> **TASK DETAILS**
Output every line of the material exactly, omitting images.

Collected data:
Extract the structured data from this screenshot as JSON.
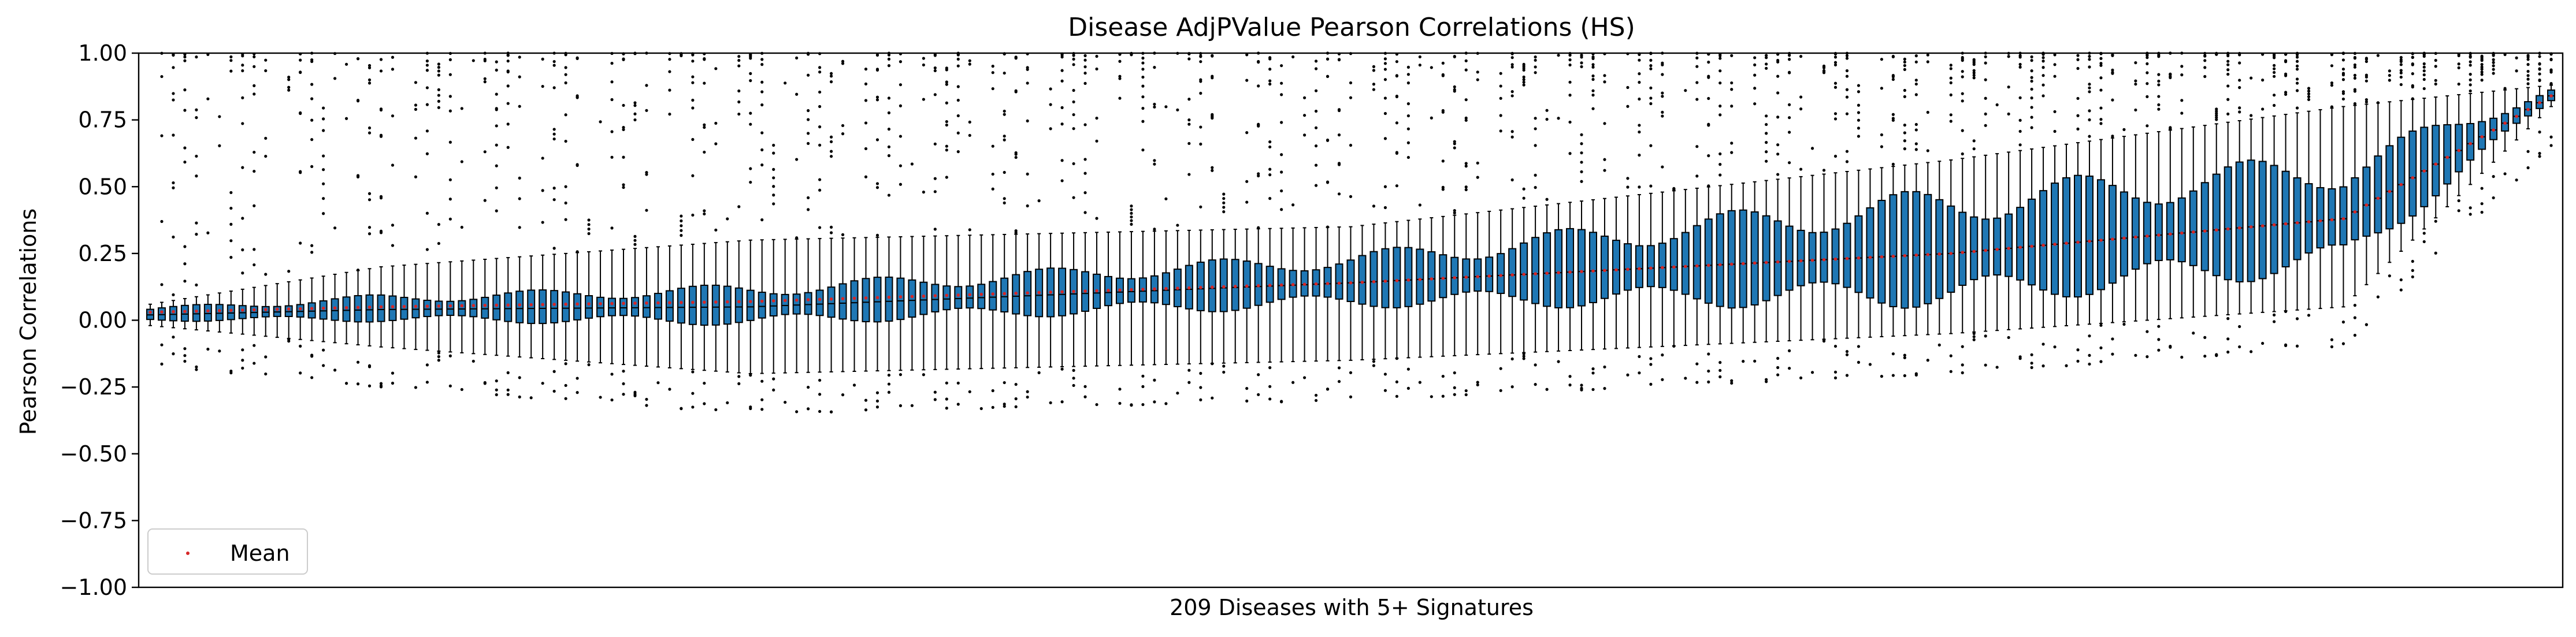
{
  "chart_data": {
    "type": "box",
    "title": "Disease AdjPValue Pearson Correlations (HS)",
    "xlabel": "209 Diseases with 5+ Signatures",
    "ylabel": "Pearson Correlations",
    "ylim": [
      -1.0,
      1.0
    ],
    "yticks": [
      -1.0,
      -0.75,
      -0.5,
      -0.25,
      0.0,
      0.25,
      0.5,
      0.75,
      1.0
    ],
    "ytick_labels": [
      "−1.00",
      "−0.75",
      "−0.50",
      "−0.25",
      "0.00",
      "0.25",
      "0.50",
      "0.75",
      "1.00"
    ],
    "n_boxes": 209,
    "box_color": "#1f77b4",
    "mean_color": "#d62728",
    "grid": false,
    "legend": {
      "position": "lower-left",
      "entries": [
        {
          "label": "Mean",
          "color": "#d62728"
        }
      ]
    },
    "key_boxes": [
      {
        "index": 0,
        "q1": 0.0,
        "median": 0.02,
        "q3": 0.04,
        "whisker_low": -0.02,
        "whisker_high": 0.06,
        "mean": 0.03
      },
      {
        "index": 20,
        "q1": 0.0,
        "median": 0.04,
        "q3": 0.08,
        "whisker_low": -0.1,
        "whisker_high": 0.2,
        "mean": 0.05
      },
      {
        "index": 52,
        "q1": 0.0,
        "median": 0.05,
        "q3": 0.12,
        "whisker_low": -0.2,
        "whisker_high": 0.3,
        "mean": 0.07
      },
      {
        "index": 104,
        "q1": 0.04,
        "median": 0.14,
        "q3": 0.2,
        "whisker_low": -0.15,
        "whisker_high": 0.35,
        "mean": 0.14
      },
      {
        "index": 156,
        "q1": 0.1,
        "median": 0.25,
        "q3": 0.45,
        "whisker_low": -0.05,
        "whisker_high": 0.6,
        "mean": 0.25
      },
      {
        "index": 190,
        "q1": 0.2,
        "median": 0.38,
        "q3": 0.55,
        "whisker_low": 0.05,
        "whisker_high": 0.8,
        "mean": 0.38
      },
      {
        "index": 208,
        "q1": 0.82,
        "median": 0.84,
        "q3": 0.86,
        "whisker_low": 0.8,
        "whisker_high": 0.88,
        "mean": 0.84
      }
    ]
  }
}
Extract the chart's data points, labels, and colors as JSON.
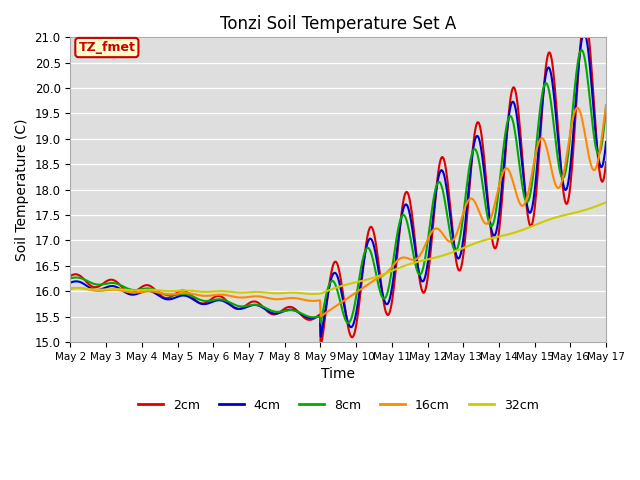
{
  "title": "Tonzi Soil Temperature Set A",
  "xlabel": "Time",
  "ylabel": "Soil Temperature (C)",
  "ylim": [
    15.0,
    21.0
  ],
  "annotation_text": "TZ_fmet",
  "annotation_bg": "#ffffcc",
  "annotation_border": "#cc0000",
  "bg_color": "#dedede",
  "legend_labels": [
    "2cm",
    "4cm",
    "8cm",
    "16cm",
    "32cm"
  ],
  "legend_colors": [
    "#dd0000",
    "#0000cc",
    "#00aa00",
    "#ff8800",
    "#cccc00"
  ],
  "line_widths": [
    1.5,
    1.5,
    1.5,
    1.5,
    1.5
  ],
  "x_tick_labels": [
    "May 2",
    "May 3",
    "May 4",
    "May 5",
    "May 6",
    "May 7",
    "May 8",
    "May 9",
    "May 10",
    "May 11",
    "May 12",
    "May 13",
    "May 14",
    "May 15",
    "May 16",
    "May 17"
  ],
  "n_days": 15,
  "pts_per_day": 48
}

> **ANSWER TO THE EXERCISE**
Extract the structured data from this screenshot as JSON.
{
  "chart_data": {
    "type": "box",
    "title": "Disease AdjPValue Pearson Correlations (HS)",
    "xlabel": "209 Diseases with 5+ Signatures",
    "ylabel": "Pearson Correlations",
    "ylim": [
      -1.0,
      1.0
    ],
    "yticks": [
      -1.0,
      -0.75,
      -0.5,
      -0.25,
      0.0,
      0.25,
      0.5,
      0.75,
      1.0
    ],
    "ytick_labels": [
      "−1.00",
      "−0.75",
      "−0.50",
      "−0.25",
      "0.00",
      "0.25",
      "0.50",
      "0.75",
      "1.00"
    ],
    "n_boxes": 209,
    "box_color": "#1f77b4",
    "mean_color": "#d62728",
    "grid": false,
    "legend": {
      "position": "lower-left",
      "entries": [
        {
          "label": "Mean",
          "color": "#d62728"
        }
      ]
    },
    "key_boxes": [
      {
        "index": 0,
        "q1": 0.0,
        "median": 0.02,
        "q3": 0.04,
        "whisker_low": -0.02,
        "whisker_high": 0.06,
        "mean": 0.03
      },
      {
        "index": 20,
        "q1": 0.0,
        "median": 0.04,
        "q3": 0.08,
        "whisker_low": -0.1,
        "whisker_high": 0.2,
        "mean": 0.05
      },
      {
        "index": 52,
        "q1": 0.0,
        "median": 0.05,
        "q3": 0.12,
        "whisker_low": -0.2,
        "whisker_high": 0.3,
        "mean": 0.07
      },
      {
        "index": 104,
        "q1": 0.04,
        "median": 0.14,
        "q3": 0.2,
        "whisker_low": -0.15,
        "whisker_high": 0.35,
        "mean": 0.14
      },
      {
        "index": 156,
        "q1": 0.1,
        "median": 0.25,
        "q3": 0.45,
        "whisker_low": -0.05,
        "whisker_high": 0.6,
        "mean": 0.25
      },
      {
        "index": 190,
        "q1": 0.2,
        "median": 0.38,
        "q3": 0.55,
        "whisker_low": 0.05,
        "whisker_high": 0.8,
        "mean": 0.38
      },
      {
        "index": 208,
        "q1": 0.82,
        "median": 0.84,
        "q3": 0.86,
        "whisker_low": 0.8,
        "whisker_high": 0.88,
        "mean": 0.84
      }
    ]
  }
}
Extract the chart's data points, labels, and colors as JSON.
{
  "title": "Tonzi Soil Temperature Set A",
  "xlabel": "Time",
  "ylabel": "Soil Temperature (C)",
  "ylim": [
    15.0,
    21.0
  ],
  "annotation_text": "TZ_fmet",
  "annotation_bg": "#ffffcc",
  "annotation_border": "#cc0000",
  "bg_color": "#dedede",
  "legend_labels": [
    "2cm",
    "4cm",
    "8cm",
    "16cm",
    "32cm"
  ],
  "legend_colors": [
    "#dd0000",
    "#0000cc",
    "#00aa00",
    "#ff8800",
    "#cccc00"
  ],
  "line_widths": [
    1.5,
    1.5,
    1.5,
    1.5,
    1.5
  ],
  "x_tick_labels": [
    "May 2",
    "May 3",
    "May 4",
    "May 5",
    "May 6",
    "May 7",
    "May 8",
    "May 9",
    "May 10",
    "May 11",
    "May 12",
    "May 13",
    "May 14",
    "May 15",
    "May 16",
    "May 17"
  ],
  "n_days": 15,
  "pts_per_day": 48
}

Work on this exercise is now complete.